Gather up the lines with the word "mantissa" in them.
::::::::
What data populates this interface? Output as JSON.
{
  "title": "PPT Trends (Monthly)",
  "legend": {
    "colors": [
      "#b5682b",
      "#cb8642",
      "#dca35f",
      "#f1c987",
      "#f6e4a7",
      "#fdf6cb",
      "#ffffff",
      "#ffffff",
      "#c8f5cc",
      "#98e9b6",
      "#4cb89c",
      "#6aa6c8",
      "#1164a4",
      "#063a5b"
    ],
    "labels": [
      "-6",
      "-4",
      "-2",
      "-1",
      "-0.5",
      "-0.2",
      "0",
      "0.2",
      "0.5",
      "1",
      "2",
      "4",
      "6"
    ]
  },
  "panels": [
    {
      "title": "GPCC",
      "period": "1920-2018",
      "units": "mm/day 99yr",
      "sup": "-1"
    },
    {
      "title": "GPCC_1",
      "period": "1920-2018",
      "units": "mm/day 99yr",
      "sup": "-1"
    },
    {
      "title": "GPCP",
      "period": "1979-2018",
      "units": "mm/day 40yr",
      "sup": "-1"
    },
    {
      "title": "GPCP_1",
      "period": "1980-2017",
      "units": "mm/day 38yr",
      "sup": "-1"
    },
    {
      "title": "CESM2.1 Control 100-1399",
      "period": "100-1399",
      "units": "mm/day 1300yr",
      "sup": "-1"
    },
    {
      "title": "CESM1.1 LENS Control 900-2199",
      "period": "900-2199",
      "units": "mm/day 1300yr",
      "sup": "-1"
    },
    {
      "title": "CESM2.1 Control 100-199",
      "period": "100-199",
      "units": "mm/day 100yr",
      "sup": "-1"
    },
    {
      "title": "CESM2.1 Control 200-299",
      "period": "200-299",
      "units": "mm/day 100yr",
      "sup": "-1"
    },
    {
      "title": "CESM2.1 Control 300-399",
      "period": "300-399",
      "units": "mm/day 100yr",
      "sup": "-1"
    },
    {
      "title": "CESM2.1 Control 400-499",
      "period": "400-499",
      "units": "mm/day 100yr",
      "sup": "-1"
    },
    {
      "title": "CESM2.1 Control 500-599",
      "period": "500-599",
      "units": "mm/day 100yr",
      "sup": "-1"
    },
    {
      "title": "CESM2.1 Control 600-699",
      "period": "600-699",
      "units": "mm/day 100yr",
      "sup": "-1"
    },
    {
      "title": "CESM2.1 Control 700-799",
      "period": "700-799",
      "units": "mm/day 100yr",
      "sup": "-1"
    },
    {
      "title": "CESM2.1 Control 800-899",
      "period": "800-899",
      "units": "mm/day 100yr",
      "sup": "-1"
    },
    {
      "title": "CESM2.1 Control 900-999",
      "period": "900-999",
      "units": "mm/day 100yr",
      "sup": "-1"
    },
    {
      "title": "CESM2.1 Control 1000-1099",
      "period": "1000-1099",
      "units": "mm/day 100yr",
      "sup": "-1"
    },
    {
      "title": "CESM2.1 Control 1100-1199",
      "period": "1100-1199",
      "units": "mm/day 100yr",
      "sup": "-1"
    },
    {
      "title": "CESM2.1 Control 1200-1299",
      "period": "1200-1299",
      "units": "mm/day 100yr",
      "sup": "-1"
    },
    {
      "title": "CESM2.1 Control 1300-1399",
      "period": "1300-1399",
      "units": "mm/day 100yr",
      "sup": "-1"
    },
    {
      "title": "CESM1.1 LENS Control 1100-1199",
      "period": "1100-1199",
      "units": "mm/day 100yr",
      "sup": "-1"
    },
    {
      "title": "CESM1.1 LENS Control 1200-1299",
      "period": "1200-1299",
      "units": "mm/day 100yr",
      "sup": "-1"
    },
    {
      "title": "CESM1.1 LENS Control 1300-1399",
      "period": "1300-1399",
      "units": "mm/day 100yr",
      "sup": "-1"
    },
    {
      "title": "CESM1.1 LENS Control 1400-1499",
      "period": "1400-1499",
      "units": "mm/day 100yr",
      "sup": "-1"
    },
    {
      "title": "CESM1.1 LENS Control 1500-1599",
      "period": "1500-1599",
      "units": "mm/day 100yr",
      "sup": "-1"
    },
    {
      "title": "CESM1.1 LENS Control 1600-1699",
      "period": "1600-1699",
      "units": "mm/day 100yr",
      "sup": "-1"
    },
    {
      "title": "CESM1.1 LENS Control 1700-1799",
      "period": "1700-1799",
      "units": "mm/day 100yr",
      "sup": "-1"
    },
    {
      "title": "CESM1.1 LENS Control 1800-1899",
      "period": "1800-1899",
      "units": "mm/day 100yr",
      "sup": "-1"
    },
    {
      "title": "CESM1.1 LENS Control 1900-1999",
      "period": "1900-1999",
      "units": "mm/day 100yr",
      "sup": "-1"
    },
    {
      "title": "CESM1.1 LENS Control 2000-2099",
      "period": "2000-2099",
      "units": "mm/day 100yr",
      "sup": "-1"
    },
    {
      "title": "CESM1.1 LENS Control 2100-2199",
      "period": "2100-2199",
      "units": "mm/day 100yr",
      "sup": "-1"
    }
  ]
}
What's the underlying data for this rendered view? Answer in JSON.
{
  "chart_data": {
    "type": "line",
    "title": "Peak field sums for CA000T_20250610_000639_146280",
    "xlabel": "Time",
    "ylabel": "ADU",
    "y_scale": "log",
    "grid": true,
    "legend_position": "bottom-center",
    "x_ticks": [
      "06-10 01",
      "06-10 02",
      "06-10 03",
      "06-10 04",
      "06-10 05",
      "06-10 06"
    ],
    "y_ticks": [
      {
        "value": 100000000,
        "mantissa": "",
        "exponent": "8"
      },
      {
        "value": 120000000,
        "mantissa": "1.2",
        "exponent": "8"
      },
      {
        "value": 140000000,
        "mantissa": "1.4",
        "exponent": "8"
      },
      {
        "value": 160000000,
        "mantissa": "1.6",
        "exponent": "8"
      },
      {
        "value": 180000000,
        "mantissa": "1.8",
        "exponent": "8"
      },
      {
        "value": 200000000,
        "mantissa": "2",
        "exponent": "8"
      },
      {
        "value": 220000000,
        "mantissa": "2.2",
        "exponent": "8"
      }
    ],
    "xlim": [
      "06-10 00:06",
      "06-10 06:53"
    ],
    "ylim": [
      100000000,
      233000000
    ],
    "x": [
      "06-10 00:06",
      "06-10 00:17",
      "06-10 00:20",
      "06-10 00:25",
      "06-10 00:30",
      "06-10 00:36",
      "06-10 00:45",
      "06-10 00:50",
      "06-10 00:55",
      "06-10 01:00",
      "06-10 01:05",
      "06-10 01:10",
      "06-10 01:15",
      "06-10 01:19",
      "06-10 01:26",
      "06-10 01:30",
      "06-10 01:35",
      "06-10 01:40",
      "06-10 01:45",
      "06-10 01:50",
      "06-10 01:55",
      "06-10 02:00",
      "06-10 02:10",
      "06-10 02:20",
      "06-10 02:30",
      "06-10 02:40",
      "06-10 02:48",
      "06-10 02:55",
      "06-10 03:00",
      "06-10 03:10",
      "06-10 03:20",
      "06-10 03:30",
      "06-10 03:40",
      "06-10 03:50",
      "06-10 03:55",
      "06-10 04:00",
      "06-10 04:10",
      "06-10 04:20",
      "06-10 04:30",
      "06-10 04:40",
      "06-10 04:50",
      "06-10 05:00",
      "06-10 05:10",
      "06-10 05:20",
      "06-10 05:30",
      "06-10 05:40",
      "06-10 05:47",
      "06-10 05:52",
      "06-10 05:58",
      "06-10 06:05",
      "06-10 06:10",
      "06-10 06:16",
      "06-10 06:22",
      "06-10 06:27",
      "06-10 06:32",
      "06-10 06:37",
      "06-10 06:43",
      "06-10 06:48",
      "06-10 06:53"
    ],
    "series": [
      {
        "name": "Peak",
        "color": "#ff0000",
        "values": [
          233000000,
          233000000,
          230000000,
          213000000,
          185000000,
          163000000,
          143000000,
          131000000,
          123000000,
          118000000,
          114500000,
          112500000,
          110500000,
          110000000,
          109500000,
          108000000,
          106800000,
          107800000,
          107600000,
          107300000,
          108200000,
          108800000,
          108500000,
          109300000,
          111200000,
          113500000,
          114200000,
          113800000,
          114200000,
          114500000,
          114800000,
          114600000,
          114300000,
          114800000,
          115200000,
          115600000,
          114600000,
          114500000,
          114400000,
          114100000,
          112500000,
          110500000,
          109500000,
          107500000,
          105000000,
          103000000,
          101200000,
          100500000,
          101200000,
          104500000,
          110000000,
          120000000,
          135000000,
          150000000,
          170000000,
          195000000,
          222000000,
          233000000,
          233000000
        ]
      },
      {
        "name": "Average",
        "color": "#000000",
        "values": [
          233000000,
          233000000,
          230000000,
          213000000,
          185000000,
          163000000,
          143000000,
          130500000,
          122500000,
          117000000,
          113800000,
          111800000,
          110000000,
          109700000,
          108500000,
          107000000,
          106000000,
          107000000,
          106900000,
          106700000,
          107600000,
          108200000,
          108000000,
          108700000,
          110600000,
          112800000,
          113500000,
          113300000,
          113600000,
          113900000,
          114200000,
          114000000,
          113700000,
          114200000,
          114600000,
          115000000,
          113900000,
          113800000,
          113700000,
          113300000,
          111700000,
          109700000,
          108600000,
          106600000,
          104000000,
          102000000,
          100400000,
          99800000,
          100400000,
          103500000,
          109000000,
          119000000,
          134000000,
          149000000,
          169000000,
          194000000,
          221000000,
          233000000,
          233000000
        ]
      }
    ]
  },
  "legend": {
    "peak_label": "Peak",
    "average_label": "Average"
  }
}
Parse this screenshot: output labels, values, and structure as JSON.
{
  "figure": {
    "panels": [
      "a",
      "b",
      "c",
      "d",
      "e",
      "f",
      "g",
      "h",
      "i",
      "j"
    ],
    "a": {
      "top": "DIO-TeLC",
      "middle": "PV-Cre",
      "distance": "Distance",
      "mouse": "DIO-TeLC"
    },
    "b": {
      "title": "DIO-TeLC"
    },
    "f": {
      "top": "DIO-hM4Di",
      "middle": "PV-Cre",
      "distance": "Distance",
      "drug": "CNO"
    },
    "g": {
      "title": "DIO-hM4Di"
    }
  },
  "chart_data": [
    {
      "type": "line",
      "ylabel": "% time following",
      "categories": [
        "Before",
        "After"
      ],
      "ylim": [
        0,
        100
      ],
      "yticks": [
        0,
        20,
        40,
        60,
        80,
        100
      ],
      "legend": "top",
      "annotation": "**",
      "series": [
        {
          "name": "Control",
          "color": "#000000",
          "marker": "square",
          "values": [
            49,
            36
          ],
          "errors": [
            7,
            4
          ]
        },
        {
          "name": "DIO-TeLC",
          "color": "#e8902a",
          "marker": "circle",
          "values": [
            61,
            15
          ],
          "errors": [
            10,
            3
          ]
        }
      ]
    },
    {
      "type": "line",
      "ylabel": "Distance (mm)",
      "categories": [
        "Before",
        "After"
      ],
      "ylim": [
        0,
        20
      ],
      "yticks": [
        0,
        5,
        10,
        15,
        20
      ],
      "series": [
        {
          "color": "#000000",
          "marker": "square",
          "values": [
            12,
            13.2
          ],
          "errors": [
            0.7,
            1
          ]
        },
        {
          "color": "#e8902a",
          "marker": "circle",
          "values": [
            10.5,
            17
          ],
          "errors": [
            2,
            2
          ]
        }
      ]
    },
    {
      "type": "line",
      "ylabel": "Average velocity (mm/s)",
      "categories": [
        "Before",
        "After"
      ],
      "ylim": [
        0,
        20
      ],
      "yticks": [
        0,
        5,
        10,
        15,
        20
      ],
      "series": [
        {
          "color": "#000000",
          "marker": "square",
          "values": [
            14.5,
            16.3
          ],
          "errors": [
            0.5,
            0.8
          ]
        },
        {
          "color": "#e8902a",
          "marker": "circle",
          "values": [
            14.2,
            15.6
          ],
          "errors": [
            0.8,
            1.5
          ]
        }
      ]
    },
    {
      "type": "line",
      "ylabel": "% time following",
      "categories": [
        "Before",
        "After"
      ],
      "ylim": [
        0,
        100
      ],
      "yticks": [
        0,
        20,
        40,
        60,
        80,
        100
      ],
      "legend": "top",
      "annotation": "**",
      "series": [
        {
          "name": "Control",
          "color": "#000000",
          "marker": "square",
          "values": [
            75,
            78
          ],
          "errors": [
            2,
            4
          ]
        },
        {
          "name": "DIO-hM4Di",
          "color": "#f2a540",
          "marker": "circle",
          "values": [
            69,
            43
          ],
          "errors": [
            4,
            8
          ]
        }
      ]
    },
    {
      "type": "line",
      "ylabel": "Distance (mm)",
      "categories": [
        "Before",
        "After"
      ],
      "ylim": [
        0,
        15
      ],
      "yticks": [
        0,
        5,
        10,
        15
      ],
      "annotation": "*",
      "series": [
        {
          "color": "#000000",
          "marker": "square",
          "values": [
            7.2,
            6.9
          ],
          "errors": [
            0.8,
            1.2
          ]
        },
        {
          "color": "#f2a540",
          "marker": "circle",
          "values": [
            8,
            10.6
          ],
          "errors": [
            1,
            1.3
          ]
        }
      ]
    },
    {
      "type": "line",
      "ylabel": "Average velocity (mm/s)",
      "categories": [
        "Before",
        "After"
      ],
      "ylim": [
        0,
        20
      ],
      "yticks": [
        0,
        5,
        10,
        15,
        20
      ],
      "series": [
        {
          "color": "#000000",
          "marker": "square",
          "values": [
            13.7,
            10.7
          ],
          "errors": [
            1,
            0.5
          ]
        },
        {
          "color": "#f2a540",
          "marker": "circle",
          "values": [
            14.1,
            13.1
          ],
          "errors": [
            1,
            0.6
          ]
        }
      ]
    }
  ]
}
::::::::
Task answer -
        "mantissa": "",
        "mantissa": "1.2",
        "mantissa": "1.4",
        "mantissa": "1.6",
        "mantissa": "1.8",
        "mantissa": "2",
        "mantissa": "2.2",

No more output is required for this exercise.